== Set task ==
Search the listing below for the string "JSON" and copy every line where it occurs.

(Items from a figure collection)

⟨

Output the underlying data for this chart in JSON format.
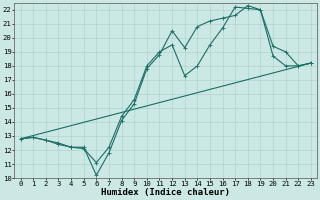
{
  "xlabel": "Humidex (Indice chaleur)",
  "xlim": [
    -0.5,
    23.5
  ],
  "ylim": [
    10,
    22.5
  ],
  "xticks": [
    0,
    1,
    2,
    3,
    4,
    5,
    6,
    7,
    8,
    9,
    10,
    11,
    12,
    13,
    14,
    15,
    16,
    17,
    18,
    19,
    20,
    21,
    22,
    23
  ],
  "yticks": [
    10,
    11,
    12,
    13,
    14,
    15,
    16,
    17,
    18,
    19,
    20,
    21,
    22
  ],
  "background_color": "#cce8e5",
  "grid_color": "#aed4d0",
  "line_color": "#1a6e64",
  "line1_x": [
    0,
    1,
    2,
    3,
    4,
    5,
    6,
    7,
    8,
    9,
    10,
    11,
    12,
    13,
    14,
    15,
    16,
    17,
    18,
    19,
    20,
    21,
    22,
    23
  ],
  "line1_y": [
    12.8,
    12.9,
    12.7,
    12.4,
    12.2,
    12.1,
    11.1,
    12.2,
    14.4,
    15.6,
    18.0,
    19.0,
    19.5,
    17.3,
    18.0,
    19.5,
    20.7,
    22.2,
    22.1,
    22.0,
    18.7,
    18.0,
    18.0,
    18.2
  ],
  "line2_x": [
    0,
    1,
    2,
    3,
    4,
    5,
    6,
    7,
    8,
    9,
    10,
    11,
    12,
    13,
    14,
    15,
    16,
    17,
    18,
    19,
    20,
    21,
    22,
    23
  ],
  "line2_y": [
    12.8,
    12.9,
    12.7,
    12.5,
    12.2,
    12.2,
    10.2,
    11.8,
    14.1,
    15.3,
    17.8,
    18.8,
    20.5,
    19.3,
    20.8,
    21.2,
    21.4,
    21.6,
    22.3,
    22.0,
    19.4,
    19.0,
    18.0,
    18.2
  ],
  "line3_x": [
    0,
    23
  ],
  "line3_y": [
    12.8,
    18.2
  ],
  "marker_size": 2.5,
  "line_width": 0.8,
  "font_size": 6.5,
  "tick_font_size": 5.2
}
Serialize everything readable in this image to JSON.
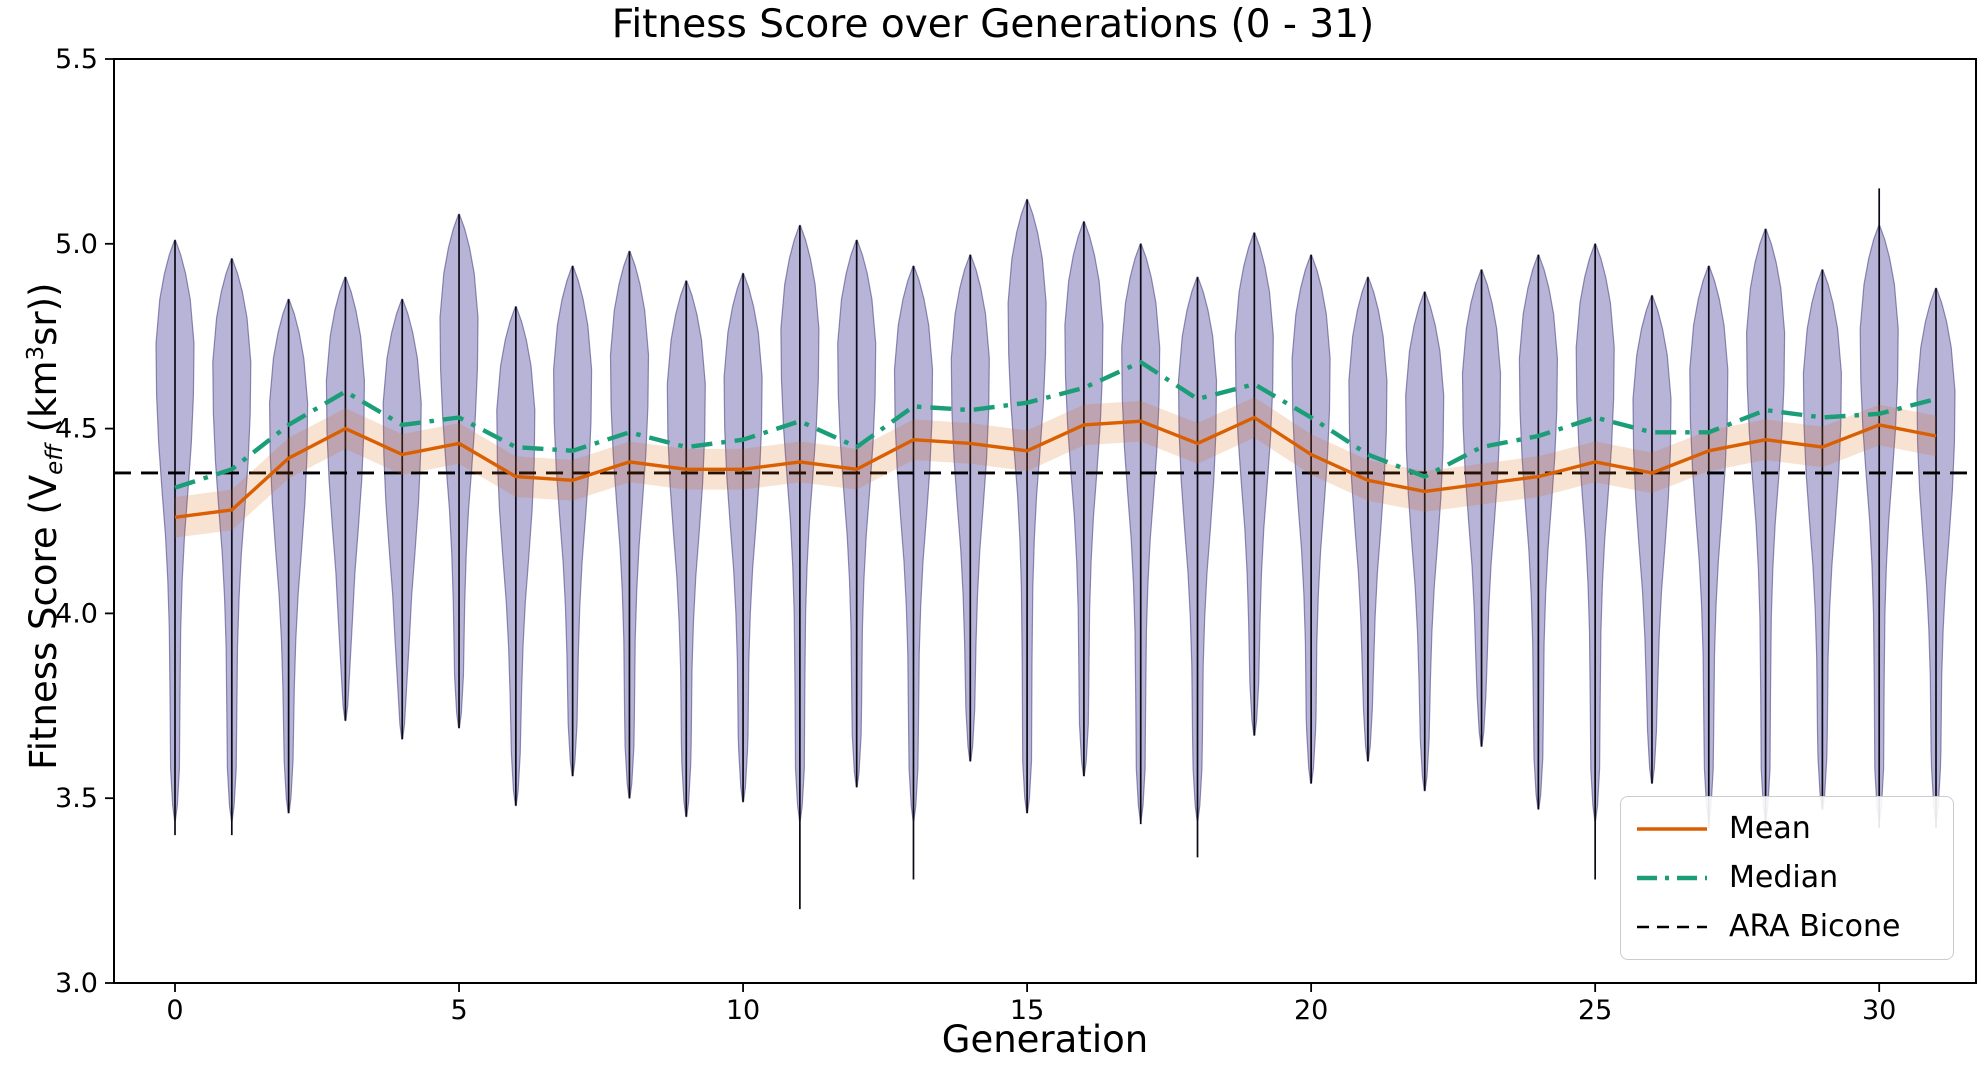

⟩

== Output for this task ==
Output the underlying data for this chart in JSON format.
Serialize everything readable in this image to JSON.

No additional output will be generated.